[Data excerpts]
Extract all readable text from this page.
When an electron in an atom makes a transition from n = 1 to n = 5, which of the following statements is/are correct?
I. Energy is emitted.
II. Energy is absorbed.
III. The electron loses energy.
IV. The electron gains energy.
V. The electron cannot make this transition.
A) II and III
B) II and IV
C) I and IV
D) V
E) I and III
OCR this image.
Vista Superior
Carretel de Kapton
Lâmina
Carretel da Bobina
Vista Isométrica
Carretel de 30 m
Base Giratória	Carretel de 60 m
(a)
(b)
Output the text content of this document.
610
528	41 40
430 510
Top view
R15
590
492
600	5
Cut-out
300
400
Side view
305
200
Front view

# Task to carry out:
Your task is to retype all the records above with nothing left out.

# Result for this exercise:
Extract all readable text from this page.
When an electron in an atom makes a transition from n = 1 to n = 5, which of the following statements is/are correct?
I. Energy is emitted.
II. Energy is absorbed.
III. The electron loses energy.
IV. The electron gains energy.
V. The electron cannot make this transition.
A) II and III
B) II and IV
C) I and IV
D) V
E) I and III
OCR this image.
Vista Superior
Carretel de Kapton
Lâmina
Carretel da Bobina
Vista Isométrica
Carretel de 30 m
Base Giratória	Carretel de 60 m
(a)
(b)
Output the text content of this document.
610
528	41 40
430 510
Top view
R15
590
492
600	5
Cut-out
300
400
Side view
305
200
Front view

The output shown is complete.